AIM — Find each line that has the string "continuità" and give the total, with nothing else.

DATASET RECORDS —
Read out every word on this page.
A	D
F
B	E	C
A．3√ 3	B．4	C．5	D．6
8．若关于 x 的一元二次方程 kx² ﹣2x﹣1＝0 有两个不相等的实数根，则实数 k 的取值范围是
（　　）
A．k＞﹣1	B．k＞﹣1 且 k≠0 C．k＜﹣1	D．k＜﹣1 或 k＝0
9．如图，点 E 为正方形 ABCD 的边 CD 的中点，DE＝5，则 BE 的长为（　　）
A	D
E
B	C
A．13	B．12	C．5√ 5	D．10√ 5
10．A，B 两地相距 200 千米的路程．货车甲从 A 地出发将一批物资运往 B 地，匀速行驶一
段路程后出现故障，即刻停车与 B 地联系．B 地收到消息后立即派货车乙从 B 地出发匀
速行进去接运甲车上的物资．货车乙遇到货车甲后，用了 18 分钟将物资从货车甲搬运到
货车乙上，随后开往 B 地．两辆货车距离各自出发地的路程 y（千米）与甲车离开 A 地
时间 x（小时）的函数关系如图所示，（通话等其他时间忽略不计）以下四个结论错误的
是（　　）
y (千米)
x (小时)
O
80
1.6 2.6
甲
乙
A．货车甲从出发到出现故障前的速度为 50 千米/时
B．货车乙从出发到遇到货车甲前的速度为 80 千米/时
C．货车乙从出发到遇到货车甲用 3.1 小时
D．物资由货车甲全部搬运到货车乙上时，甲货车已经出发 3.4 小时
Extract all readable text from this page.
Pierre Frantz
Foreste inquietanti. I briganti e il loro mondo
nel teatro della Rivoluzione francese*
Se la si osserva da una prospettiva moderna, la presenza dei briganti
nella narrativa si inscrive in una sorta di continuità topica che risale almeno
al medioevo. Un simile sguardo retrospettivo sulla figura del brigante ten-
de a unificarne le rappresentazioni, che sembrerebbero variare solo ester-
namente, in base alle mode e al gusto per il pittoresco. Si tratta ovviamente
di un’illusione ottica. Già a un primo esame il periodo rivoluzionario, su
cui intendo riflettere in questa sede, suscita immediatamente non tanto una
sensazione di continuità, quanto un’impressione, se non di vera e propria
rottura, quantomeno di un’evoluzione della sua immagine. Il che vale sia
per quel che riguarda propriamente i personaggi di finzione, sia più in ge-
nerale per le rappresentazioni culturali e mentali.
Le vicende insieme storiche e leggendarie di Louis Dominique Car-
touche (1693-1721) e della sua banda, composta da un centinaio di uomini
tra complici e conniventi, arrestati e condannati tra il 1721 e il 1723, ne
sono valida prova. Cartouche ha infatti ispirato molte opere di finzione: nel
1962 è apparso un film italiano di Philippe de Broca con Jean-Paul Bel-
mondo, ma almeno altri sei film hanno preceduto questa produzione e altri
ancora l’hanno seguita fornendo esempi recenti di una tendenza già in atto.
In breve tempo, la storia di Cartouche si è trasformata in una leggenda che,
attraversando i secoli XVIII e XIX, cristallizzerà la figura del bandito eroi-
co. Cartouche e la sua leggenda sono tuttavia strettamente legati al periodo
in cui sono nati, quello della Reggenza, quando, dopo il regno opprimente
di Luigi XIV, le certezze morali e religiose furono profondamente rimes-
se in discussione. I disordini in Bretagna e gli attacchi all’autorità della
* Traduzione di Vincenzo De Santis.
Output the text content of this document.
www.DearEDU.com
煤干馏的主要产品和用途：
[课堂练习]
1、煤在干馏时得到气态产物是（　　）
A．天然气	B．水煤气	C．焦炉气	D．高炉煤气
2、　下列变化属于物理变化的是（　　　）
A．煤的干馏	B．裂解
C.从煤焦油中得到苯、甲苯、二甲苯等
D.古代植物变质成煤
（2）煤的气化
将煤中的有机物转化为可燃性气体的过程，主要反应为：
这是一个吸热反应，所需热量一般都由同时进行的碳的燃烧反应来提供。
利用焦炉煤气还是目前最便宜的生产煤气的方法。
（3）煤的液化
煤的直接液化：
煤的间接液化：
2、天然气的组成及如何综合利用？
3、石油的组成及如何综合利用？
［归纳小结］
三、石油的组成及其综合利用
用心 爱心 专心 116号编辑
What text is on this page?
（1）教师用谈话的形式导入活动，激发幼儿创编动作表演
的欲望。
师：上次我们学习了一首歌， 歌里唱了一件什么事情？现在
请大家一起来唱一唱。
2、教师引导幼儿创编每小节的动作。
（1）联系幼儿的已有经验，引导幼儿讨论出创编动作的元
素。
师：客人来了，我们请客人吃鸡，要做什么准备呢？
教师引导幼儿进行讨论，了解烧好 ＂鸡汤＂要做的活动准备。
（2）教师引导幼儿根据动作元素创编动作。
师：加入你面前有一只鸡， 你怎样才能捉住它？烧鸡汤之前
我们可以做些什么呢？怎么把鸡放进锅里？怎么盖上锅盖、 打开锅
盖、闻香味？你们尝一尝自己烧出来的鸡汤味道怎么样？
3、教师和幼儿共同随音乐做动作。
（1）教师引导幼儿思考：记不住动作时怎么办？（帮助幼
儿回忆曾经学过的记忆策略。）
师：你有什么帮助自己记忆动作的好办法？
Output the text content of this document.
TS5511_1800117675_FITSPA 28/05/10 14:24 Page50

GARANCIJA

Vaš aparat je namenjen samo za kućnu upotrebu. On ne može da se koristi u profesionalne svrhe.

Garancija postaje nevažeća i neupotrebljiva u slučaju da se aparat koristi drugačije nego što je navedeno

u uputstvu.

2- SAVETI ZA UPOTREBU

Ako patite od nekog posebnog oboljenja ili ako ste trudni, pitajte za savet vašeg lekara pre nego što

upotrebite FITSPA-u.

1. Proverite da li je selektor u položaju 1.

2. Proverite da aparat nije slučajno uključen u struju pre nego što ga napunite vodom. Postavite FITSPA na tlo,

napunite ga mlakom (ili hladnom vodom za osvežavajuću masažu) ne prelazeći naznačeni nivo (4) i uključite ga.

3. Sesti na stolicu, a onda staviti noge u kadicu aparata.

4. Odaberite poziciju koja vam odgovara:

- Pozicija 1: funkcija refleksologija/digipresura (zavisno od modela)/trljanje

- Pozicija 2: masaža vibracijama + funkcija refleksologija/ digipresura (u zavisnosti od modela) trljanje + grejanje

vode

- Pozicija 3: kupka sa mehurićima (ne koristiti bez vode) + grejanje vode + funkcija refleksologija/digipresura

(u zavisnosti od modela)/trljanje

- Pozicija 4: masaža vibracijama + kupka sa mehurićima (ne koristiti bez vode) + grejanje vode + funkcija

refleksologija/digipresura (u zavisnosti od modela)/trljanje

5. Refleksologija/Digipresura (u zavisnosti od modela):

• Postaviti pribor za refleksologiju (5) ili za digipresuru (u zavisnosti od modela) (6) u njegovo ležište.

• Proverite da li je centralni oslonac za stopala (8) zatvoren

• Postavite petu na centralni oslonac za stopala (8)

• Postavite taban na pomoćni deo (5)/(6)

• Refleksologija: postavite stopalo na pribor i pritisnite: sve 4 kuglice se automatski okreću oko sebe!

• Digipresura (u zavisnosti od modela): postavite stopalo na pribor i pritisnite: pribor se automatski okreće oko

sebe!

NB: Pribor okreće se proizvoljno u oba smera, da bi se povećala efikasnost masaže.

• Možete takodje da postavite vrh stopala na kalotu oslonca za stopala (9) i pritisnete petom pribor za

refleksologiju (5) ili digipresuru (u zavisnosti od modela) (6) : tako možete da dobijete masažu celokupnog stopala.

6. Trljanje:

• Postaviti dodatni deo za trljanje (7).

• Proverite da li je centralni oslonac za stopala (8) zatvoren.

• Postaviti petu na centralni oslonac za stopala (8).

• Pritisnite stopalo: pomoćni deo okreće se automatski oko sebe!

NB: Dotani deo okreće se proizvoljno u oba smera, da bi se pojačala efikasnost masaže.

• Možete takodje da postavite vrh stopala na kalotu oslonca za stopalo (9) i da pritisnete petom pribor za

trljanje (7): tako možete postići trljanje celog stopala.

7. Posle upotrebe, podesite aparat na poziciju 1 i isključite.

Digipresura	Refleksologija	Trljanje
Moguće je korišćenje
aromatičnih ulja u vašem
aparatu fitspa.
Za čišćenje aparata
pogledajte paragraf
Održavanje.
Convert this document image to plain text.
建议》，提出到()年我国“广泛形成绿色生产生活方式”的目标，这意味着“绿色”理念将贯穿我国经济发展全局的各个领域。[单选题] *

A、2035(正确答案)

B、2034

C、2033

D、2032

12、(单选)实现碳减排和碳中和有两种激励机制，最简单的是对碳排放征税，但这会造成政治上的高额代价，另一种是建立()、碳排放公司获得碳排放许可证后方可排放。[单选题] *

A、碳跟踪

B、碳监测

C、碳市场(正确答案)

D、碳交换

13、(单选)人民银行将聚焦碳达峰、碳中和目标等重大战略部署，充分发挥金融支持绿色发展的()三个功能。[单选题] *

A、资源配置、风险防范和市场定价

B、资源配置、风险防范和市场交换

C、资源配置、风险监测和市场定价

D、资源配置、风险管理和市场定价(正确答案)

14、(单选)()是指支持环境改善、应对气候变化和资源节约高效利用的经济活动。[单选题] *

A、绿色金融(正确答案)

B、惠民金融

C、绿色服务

TASK SOLUTION — 2